## begin GIVEN RECORDS

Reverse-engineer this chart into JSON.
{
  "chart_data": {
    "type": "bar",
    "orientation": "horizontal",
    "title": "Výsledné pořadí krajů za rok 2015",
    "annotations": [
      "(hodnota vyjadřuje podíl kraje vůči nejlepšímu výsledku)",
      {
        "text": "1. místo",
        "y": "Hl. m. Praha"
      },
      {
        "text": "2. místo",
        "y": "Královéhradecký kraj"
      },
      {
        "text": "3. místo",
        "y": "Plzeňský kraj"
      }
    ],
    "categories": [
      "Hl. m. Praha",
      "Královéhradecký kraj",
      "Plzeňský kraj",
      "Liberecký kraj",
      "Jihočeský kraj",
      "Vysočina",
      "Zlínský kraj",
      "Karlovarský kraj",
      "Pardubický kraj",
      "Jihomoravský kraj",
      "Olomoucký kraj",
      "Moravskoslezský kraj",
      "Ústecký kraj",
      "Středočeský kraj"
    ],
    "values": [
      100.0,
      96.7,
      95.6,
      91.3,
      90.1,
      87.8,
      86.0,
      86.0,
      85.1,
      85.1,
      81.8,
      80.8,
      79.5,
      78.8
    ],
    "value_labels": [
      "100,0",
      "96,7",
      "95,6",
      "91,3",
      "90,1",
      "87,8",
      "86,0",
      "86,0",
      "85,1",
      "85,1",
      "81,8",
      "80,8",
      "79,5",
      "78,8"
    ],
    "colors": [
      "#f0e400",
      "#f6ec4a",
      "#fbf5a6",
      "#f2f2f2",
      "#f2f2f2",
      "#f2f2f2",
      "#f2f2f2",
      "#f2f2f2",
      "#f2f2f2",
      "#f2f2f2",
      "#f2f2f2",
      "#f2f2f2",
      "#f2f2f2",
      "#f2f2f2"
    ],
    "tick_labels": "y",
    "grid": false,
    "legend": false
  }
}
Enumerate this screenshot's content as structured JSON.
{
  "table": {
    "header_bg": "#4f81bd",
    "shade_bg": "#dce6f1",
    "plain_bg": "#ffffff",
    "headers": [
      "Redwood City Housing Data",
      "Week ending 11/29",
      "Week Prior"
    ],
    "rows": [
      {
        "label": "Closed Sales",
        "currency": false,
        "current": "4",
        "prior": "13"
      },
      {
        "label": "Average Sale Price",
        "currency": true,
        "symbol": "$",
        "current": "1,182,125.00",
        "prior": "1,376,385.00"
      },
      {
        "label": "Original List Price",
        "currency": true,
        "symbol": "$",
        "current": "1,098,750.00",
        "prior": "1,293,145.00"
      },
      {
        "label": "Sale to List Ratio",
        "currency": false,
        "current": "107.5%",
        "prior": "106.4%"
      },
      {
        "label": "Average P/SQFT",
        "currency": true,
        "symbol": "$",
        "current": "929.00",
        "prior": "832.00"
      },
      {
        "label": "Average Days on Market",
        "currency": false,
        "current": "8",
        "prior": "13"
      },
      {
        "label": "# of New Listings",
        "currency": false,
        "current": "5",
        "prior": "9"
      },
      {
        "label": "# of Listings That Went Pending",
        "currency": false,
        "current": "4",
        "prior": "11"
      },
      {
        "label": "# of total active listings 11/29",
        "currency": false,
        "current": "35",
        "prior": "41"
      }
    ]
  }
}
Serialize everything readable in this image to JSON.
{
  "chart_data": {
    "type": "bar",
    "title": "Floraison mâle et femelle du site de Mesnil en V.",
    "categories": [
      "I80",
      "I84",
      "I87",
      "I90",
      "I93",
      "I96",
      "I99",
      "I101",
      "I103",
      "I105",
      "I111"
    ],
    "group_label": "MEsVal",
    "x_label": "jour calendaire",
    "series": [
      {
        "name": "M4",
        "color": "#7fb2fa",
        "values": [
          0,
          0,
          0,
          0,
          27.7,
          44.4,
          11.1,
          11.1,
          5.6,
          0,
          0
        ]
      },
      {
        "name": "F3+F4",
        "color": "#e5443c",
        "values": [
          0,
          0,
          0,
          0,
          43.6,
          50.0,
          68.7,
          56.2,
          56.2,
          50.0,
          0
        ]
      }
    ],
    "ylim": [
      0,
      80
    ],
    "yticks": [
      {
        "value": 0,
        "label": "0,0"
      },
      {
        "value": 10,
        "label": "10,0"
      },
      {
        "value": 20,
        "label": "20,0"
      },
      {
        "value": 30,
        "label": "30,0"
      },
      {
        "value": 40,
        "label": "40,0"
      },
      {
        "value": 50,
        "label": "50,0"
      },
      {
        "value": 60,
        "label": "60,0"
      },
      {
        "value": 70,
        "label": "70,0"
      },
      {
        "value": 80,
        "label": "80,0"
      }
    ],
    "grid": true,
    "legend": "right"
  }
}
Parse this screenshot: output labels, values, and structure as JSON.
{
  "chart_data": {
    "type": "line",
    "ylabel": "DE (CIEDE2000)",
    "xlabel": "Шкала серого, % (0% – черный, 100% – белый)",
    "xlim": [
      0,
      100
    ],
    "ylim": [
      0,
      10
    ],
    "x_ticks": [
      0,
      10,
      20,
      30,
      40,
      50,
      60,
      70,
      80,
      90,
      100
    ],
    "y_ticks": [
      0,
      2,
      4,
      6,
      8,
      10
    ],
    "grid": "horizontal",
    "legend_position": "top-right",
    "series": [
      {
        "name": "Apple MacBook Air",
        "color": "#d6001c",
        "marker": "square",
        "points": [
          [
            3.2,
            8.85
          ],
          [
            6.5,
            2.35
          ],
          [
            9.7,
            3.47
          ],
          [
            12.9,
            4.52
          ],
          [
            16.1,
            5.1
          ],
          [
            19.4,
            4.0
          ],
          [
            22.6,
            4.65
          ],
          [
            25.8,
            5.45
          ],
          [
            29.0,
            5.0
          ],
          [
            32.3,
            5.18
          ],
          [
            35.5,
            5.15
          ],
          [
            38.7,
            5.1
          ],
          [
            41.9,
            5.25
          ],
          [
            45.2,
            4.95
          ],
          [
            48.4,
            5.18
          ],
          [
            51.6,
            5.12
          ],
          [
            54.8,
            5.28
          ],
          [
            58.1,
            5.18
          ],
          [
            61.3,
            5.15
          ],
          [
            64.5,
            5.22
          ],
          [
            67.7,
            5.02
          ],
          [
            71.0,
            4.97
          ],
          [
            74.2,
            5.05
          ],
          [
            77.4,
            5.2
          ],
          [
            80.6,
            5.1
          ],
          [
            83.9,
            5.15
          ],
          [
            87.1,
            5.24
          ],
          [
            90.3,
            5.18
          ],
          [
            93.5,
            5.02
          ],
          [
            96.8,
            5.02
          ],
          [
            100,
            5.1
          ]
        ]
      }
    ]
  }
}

## end GIVEN RECORDS

_WHAT THE TASK ASKS_
Above are the records; retype every one exactly.

_EXPECTED ANSWER_
Reverse-engineer this chart into JSON.
{
  "chart_data": {
    "type": "bar",
    "orientation": "horizontal",
    "title": "Výsledné pořadí krajů za rok 2015",
    "annotations": [
      "(hodnota vyjadřuje podíl kraje vůči nejlepšímu výsledku)",
      {
        "text": "1. místo",
        "y": "Hl. m. Praha"
      },
      {
        "text": "2. místo",
        "y": "Královéhradecký kraj"
      },
      {
        "text": "3. místo",
        "y": "Plzeňský kraj"
      }
    ],
    "categories": [
      "Hl. m. Praha",
      "Královéhradecký kraj",
      "Plzeňský kraj",
      "Liberecký kraj",
      "Jihočeský kraj",
      "Vysočina",
      "Zlínský kraj",
      "Karlovarský kraj",
      "Pardubický kraj",
      "Jihomoravský kraj",
      "Olomoucký kraj",
      "Moravskoslezský kraj",
      "Ústecký kraj",
      "Středočeský kraj"
    ],
    "values": [
      100.0,
      96.7,
      95.6,
      91.3,
      90.1,
      87.8,
      86.0,
      86.0,
      85.1,
      85.1,
      81.8,
      80.8,
      79.5,
      78.8
    ],
    "value_labels": [
      "100,0",
      "96,7",
      "95,6",
      "91,3",
      "90,1",
      "87,8",
      "86,0",
      "86,0",
      "85,1",
      "85,1",
      "81,8",
      "80,8",
      "79,5",
      "78,8"
    ],
    "colors": [
      "#f0e400",
      "#f6ec4a",
      "#fbf5a6",
      "#f2f2f2",
      "#f2f2f2",
      "#f2f2f2",
      "#f2f2f2",
      "#f2f2f2",
      "#f2f2f2",
      "#f2f2f2",
      "#f2f2f2",
      "#f2f2f2",
      "#f2f2f2",
      "#f2f2f2"
    ],
    "tick_labels": "y",
    "grid": false,
    "legend": false
  }
}
Enumerate this screenshot's content as structured JSON.
{
  "table": {
    "header_bg": "#4f81bd",
    "shade_bg": "#dce6f1",
    "plain_bg": "#ffffff",
    "headers": [
      "Redwood City Housing Data",
      "Week ending 11/29",
      "Week Prior"
    ],
    "rows": [
      {
        "label": "Closed Sales",
        "currency": false,
        "current": "4",
        "prior": "13"
      },
      {
        "label": "Average Sale Price",
        "currency": true,
        "symbol": "$",
        "current": "1,182,125.00",
        "prior": "1,376,385.00"
      },
      {
        "label": "Original List Price",
        "currency": true,
        "symbol": "$",
        "current": "1,098,750.00",
        "prior": "1,293,145.00"
      },
      {
        "label": "Sale to List Ratio",
        "currency": false,
        "current": "107.5%",
        "prior": "106.4%"
      },
      {
        "label": "Average P/SQFT",
        "currency": true,
        "symbol": "$",
        "current": "929.00",
        "prior": "832.00"
      },
      {
        "label": "Average Days on Market",
        "currency": false,
        "current": "8",
        "prior": "13"
      },
      {
        "label": "# of New Listings",
        "currency": false,
        "current": "5",
        "prior": "9"
      },
      {
        "label": "# of Listings That Went Pending",
        "currency": false,
        "current": "4",
        "prior": "11"
      },
      {
        "label": "# of total active listings 11/29",
        "currency": false,
        "current": "35",
        "prior": "41"
      }
    ]
  }
}
Serialize everything readable in this image to JSON.
{
  "chart_data": {
    "type": "bar",
    "title": "Floraison mâle et femelle du site de Mesnil en V.",
    "categories": [
      "I80",
      "I84",
      "I87",
      "I90",
      "I93",
      "I96",
      "I99",
      "I101",
      "I103",
      "I105",
      "I111"
    ],
    "group_label": "MEsVal",
    "x_label": "jour calendaire",
    "series": [
      {
        "name": "M4",
        "color": "#7fb2fa",
        "values": [
          0,
          0,
          0,
          0,
          27.7,
          44.4,
          11.1,
          11.1,
          5.6,
          0,
          0
        ]
      },
      {
        "name": "F3+F4",
        "color": "#e5443c",
        "values": [
          0,
          0,
          0,
          0,
          43.6,
          50.0,
          68.7,
          56.2,
          56.2,
          50.0,
          0
        ]
      }
    ],
    "ylim": [
      0,
      80
    ],
    "yticks": [
      {
        "value": 0,
        "label": "0,0"
      },
      {
        "value": 10,
        "label": "10,0"
      },
      {
        "value": 20,
        "label": "20,0"
      },
      {
        "value": 30,
        "label": "30,0"
      },
      {
        "value": 40,
        "label": "40,0"
      },
      {
        "value": 50,
        "label": "50,0"
      },
      {
        "value": 60,
        "label": "60,0"
      },
      {
        "value": 70,
        "label": "70,0"
      },
      {
        "value": 80,
        "label": "80,0"
      }
    ],
    "grid": true,
    "legend": "right"
  }
}
Parse this screenshot: output labels, values, and structure as JSON.
{
  "chart_data": {
    "type": "line",
    "ylabel": "DE (CIEDE2000)",
    "xlabel": "Шкала серого, % (0% – черный, 100% – белый)",
    "xlim": [
      0,
      100
    ],
    "ylim": [
      0,
      10
    ],
    "x_ticks": [
      0,
      10,
      20,
      30,
      40,
      50,
      60,
      70,
      80,
      90,
      100
    ],
    "y_ticks": [
      0,
      2,
      4,
      6,
      8,
      10
    ],
    "grid": "horizontal",
    "legend_position": "top-right",
    "series": [
      {
        "name": "Apple MacBook Air",
        "color": "#d6001c",
        "marker": "square",
        "points": [
          [
            3.2,
            8.85
          ],
          [
            6.5,
            2.35
          ],
          [
            9.7,
            3.47
          ],
          [
            12.9,
            4.52
          ],
          [
            16.1,
            5.1
          ],
          [
            19.4,
            4.0
          ],
          [
            22.6,
            4.65
          ],
          [
            25.8,
            5.45
          ],
          [
            29.0,
            5.0
          ],
          [
            32.3,
            5.18
          ],
          [
            35.5,
            5.15
          ],
          [
            38.7,
            5.1
          ],
          [
            41.9,
            5.25
          ],
          [
            45.2,
            4.95
          ],
          [
            48.4,
            5.18
          ],
          [
            51.6,
            5.12
          ],
          [
            54.8,
            5.28
          ],
          [
            58.1,
            5.18
          ],
          [
            61.3,
            5.15
          ],
          [
            64.5,
            5.22
          ],
          [
            67.7,
            5.02
          ],
          [
            71.0,
            4.97
          ],
          [
            74.2,
            5.05
          ],
          [
            77.4,
            5.2
          ],
          [
            80.6,
            5.1
          ],
          [
            83.9,
            5.15
          ],
          [
            87.1,
            5.24
          ],
          [
            90.3,
            5.18
          ],
          [
            93.5,
            5.02
          ],
          [
            96.8,
            5.02
          ],
          [
            100,
            5.1
          ]
        ]
      }
    ]
  }
}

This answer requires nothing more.